● **Records for the task**:
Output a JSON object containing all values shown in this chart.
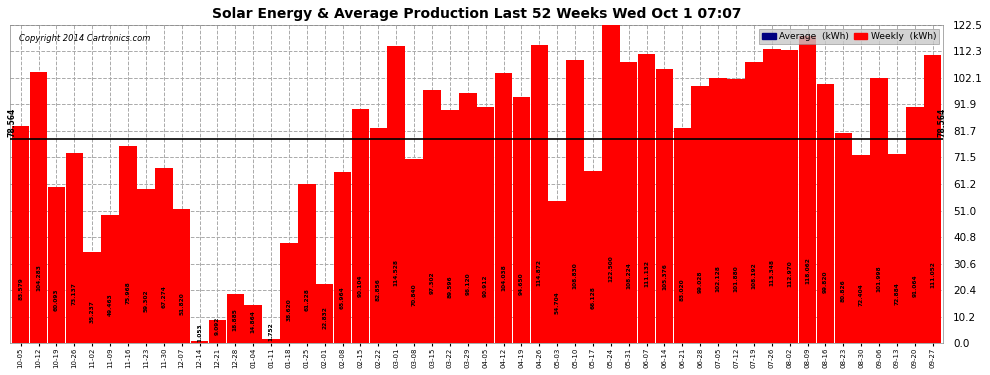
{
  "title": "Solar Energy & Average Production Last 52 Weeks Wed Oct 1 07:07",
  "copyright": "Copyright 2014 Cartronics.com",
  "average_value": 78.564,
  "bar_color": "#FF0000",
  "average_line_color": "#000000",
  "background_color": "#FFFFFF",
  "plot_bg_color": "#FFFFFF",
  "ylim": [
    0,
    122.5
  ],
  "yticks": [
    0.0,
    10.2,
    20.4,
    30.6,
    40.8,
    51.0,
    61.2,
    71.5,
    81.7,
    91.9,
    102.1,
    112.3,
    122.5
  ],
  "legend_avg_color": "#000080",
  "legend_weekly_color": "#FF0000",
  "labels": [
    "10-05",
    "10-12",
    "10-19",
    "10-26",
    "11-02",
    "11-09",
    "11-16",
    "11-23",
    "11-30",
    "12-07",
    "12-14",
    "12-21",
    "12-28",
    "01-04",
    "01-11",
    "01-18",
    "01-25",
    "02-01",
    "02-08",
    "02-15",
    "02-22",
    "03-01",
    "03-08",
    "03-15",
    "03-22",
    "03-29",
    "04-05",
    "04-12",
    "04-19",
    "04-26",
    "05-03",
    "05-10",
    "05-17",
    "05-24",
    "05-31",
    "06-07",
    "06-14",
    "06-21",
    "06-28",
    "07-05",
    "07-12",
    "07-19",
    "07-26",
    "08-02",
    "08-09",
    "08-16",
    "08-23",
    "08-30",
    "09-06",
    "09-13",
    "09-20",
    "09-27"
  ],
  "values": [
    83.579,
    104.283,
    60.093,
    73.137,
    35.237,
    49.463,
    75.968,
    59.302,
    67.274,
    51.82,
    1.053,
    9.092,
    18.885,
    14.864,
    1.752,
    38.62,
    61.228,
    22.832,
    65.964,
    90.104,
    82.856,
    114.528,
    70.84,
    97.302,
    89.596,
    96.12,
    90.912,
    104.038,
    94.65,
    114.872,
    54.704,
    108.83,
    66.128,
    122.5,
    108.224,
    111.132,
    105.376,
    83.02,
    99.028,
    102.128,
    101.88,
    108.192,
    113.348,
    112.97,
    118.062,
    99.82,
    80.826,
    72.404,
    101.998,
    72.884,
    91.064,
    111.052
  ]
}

--

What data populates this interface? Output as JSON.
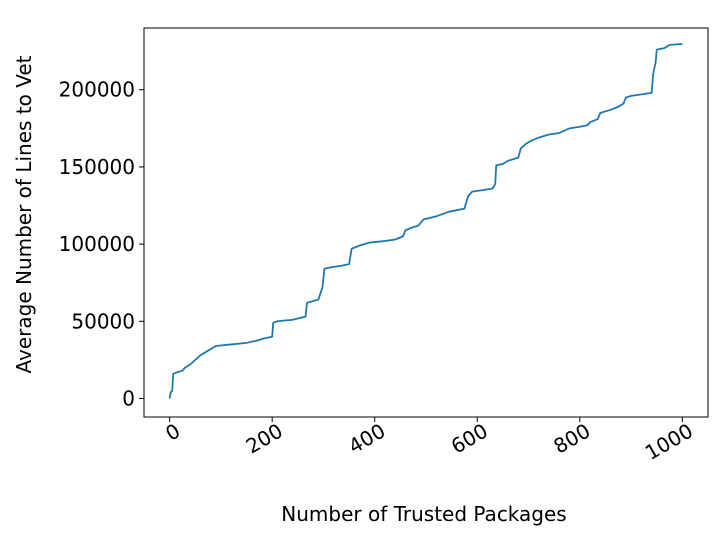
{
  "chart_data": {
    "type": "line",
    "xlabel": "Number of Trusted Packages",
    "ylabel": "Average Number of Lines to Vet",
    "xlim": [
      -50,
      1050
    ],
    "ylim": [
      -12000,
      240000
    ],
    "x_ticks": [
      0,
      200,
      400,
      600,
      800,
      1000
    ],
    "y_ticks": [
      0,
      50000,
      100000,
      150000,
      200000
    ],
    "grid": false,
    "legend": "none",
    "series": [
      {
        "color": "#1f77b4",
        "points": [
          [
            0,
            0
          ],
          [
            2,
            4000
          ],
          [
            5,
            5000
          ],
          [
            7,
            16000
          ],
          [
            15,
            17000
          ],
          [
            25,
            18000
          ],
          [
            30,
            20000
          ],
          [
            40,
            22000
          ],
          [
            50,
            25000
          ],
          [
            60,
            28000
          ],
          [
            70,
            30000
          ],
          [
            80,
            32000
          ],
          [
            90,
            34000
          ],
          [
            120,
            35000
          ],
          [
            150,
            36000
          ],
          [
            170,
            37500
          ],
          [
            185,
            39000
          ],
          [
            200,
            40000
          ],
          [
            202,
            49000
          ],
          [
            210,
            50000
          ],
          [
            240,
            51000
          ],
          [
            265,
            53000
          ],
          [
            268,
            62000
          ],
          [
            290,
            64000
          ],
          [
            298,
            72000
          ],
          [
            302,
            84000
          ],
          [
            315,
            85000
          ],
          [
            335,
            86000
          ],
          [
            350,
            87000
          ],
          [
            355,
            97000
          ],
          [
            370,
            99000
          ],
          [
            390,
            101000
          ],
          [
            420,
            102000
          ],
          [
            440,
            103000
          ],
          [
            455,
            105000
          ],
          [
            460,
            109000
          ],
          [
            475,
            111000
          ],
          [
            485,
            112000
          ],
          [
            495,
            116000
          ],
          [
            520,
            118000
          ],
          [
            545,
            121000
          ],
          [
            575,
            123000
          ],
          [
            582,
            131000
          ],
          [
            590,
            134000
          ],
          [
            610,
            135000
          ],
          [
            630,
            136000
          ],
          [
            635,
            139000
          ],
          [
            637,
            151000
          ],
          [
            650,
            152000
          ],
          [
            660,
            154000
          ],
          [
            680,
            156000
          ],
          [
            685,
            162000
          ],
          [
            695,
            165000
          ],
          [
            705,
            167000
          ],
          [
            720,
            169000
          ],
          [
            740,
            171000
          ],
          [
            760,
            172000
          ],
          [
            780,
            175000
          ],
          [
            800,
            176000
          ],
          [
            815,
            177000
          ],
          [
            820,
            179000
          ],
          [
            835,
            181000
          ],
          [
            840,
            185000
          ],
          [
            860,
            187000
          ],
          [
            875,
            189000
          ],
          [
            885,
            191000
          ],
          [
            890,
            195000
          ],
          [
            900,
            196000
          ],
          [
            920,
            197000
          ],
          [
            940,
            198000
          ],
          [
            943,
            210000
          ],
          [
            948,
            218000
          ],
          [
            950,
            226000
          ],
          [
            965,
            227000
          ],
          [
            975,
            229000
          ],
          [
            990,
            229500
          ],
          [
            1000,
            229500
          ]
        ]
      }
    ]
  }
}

--

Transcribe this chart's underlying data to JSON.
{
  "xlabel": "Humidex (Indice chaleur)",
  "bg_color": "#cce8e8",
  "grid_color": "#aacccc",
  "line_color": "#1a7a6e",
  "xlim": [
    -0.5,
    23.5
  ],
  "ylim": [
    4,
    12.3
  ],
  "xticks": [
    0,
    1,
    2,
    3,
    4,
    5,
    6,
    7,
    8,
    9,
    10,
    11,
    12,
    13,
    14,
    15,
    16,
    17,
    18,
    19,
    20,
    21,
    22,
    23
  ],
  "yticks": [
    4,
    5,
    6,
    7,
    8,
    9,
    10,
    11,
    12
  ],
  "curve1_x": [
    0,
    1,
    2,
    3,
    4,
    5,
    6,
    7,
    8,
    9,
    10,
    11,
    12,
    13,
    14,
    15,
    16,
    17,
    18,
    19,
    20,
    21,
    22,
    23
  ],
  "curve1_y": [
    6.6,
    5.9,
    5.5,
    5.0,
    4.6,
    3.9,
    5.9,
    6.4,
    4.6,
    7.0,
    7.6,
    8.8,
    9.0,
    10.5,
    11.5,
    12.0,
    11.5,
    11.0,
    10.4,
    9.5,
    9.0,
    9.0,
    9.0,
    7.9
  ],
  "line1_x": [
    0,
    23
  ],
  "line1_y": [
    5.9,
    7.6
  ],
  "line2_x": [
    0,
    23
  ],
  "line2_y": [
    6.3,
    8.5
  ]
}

● **What the exercise asks**: Only lines holding the string "Number" are wanted; gather each one from the entries above.

● **Correct response**:
    "xlabel": "Number of Trusted Packages",
    "ylabel": "Average Number of Lines to Vet",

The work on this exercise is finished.